• Written problem: Your answer should be a single number: how many lines in the data below hold the string "deine".

[Stored items]

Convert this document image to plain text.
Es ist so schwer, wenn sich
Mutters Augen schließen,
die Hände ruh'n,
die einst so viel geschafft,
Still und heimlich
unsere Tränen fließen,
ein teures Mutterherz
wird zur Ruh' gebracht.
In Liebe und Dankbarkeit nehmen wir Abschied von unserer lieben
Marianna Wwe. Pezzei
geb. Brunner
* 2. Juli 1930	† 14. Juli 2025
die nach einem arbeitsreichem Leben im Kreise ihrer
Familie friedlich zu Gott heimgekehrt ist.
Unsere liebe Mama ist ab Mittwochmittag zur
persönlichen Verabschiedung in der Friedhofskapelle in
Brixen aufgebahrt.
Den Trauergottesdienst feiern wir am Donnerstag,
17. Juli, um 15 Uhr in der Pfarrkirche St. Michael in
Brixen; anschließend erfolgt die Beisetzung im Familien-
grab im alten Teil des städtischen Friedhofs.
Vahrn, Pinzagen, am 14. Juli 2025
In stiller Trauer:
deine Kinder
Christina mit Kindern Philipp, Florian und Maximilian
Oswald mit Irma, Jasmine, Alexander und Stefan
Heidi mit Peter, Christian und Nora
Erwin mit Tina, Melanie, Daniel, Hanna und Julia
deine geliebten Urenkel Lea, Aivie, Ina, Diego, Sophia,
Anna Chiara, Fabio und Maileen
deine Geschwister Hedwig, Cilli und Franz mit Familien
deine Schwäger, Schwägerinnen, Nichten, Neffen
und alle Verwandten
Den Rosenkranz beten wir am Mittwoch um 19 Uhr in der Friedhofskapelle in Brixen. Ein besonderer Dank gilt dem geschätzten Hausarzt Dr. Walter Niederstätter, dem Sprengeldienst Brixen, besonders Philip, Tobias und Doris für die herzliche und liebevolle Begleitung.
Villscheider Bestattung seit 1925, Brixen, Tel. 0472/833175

• Solution below: 4